* [EXERCISE OBJECTIVE]:
Repeat each entry in full, exactly.

..............................

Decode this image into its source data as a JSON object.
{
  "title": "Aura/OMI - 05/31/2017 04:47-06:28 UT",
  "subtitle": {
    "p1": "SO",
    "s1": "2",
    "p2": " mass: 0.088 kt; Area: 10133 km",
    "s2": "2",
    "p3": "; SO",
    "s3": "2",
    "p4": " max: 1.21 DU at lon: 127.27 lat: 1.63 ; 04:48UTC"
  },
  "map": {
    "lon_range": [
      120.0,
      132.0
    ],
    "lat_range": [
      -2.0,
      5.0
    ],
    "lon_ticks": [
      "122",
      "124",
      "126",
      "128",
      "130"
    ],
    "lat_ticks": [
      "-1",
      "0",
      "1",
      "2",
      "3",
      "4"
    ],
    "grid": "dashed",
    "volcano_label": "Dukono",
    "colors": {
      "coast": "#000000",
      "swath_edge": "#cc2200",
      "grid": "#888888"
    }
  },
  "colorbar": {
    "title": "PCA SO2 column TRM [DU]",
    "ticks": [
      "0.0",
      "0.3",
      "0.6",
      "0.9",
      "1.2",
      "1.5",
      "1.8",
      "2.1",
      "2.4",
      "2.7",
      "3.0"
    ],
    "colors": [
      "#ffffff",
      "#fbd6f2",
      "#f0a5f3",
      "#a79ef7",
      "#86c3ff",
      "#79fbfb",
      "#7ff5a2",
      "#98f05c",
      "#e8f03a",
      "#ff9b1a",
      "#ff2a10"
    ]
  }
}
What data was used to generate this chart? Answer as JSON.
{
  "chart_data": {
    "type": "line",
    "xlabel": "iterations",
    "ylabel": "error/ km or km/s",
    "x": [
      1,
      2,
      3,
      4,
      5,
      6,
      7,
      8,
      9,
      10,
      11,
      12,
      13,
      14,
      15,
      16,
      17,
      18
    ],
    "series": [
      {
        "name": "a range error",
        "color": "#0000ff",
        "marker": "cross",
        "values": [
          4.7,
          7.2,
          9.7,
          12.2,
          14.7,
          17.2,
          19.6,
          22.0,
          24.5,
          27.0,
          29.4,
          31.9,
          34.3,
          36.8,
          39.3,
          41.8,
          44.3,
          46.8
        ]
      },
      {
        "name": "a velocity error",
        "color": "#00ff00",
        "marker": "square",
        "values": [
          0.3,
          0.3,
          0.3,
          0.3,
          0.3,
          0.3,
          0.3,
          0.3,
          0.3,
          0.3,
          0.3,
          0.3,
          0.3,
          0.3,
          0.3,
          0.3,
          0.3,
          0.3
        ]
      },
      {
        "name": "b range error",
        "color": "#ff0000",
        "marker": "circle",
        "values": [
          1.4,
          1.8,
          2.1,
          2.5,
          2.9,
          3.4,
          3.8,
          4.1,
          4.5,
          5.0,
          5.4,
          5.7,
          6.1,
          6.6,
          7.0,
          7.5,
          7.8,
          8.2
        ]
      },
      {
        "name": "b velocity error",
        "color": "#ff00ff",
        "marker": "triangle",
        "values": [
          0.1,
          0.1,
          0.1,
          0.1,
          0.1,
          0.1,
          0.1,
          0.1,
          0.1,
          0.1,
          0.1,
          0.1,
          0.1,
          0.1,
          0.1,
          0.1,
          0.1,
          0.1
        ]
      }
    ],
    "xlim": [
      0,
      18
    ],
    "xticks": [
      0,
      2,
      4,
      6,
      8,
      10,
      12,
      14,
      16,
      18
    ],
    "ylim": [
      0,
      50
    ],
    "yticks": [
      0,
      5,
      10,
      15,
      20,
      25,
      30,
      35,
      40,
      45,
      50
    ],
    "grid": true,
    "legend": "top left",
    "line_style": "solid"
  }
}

..............................

* [THE COMPLETED TASK]:
Decode this image into its source data as a JSON object.
{
  "title": "Aura/OMI - 05/31/2017 04:47-06:28 UT",
  "subtitle": {
    "p1": "SO",
    "s1": "2",
    "p2": " mass: 0.088 kt; Area: 10133 km",
    "s2": "2",
    "p3": "; SO",
    "s3": "2",
    "p4": " max: 1.21 DU at lon: 127.27 lat: 1.63 ; 04:48UTC"
  },
  "map": {
    "lon_range": [
      120.0,
      132.0
    ],
    "lat_range": [
      -2.0,
      5.0
    ],
    "lon_ticks": [
      "122",
      "124",
      "126",
      "128",
      "130"
    ],
    "lat_ticks": [
      "-1",
      "0",
      "1",
      "2",
      "3",
      "4"
    ],
    "grid": "dashed",
    "volcano_label": "Dukono",
    "colors": {
      "coast": "#000000",
      "swath_edge": "#cc2200",
      "grid": "#888888"
    }
  },
  "colorbar": {
    "title": "PCA SO2 column TRM [DU]",
    "ticks": [
      "0.0",
      "0.3",
      "0.6",
      "0.9",
      "1.2",
      "1.5",
      "1.8",
      "2.1",
      "2.4",
      "2.7",
      "3.0"
    ],
    "colors": [
      "#ffffff",
      "#fbd6f2",
      "#f0a5f3",
      "#a79ef7",
      "#86c3ff",
      "#79fbfb",
      "#7ff5a2",
      "#98f05c",
      "#e8f03a",
      "#ff9b1a",
      "#ff2a10"
    ]
  }
}
What data was used to generate this chart? Answer as JSON.
{
  "chart_data": {
    "type": "line",
    "xlabel": "iterations",
    "ylabel": "error/ km or km/s",
    "x": [
      1,
      2,
      3,
      4,
      5,
      6,
      7,
      8,
      9,
      10,
      11,
      12,
      13,
      14,
      15,
      16,
      17,
      18
    ],
    "series": [
      {
        "name": "a range error",
        "color": "#0000ff",
        "marker": "cross",
        "values": [
          4.7,
          7.2,
          9.7,
          12.2,
          14.7,
          17.2,
          19.6,
          22.0,
          24.5,
          27.0,
          29.4,
          31.9,
          34.3,
          36.8,
          39.3,
          41.8,
          44.3,
          46.8
        ]
      },
      {
        "name": "a velocity error",
        "color": "#00ff00",
        "marker": "square",
        "values": [
          0.3,
          0.3,
          0.3,
          0.3,
          0.3,
          0.3,
          0.3,
          0.3,
          0.3,
          0.3,
          0.3,
          0.3,
          0.3,
          0.3,
          0.3,
          0.3,
          0.3,
          0.3
        ]
      },
      {
        "name": "b range error",
        "color": "#ff0000",
        "marker": "circle",
        "values": [
          1.4,
          1.8,
          2.1,
          2.5,
          2.9,
          3.4,
          3.8,
          4.1,
          4.5,
          5.0,
          5.4,
          5.7,
          6.1,
          6.6,
          7.0,
          7.5,
          7.8,
          8.2
        ]
      },
      {
        "name": "b velocity error",
        "color": "#ff00ff",
        "marker": "triangle",
        "values": [
          0.1,
          0.1,
          0.1,
          0.1,
          0.1,
          0.1,
          0.1,
          0.1,
          0.1,
          0.1,
          0.1,
          0.1,
          0.1,
          0.1,
          0.1,
          0.1,
          0.1,
          0.1
        ]
      }
    ],
    "xlim": [
      0,
      18
    ],
    "xticks": [
      0,
      2,
      4,
      6,
      8,
      10,
      12,
      14,
      16,
      18
    ],
    "ylim": [
      0,
      50
    ],
    "yticks": [
      0,
      5,
      10,
      15,
      20,
      25,
      30,
      35,
      40,
      45,
      50
    ],
    "grid": true,
    "legend": "top left",
    "line_style": "solid"
  }
}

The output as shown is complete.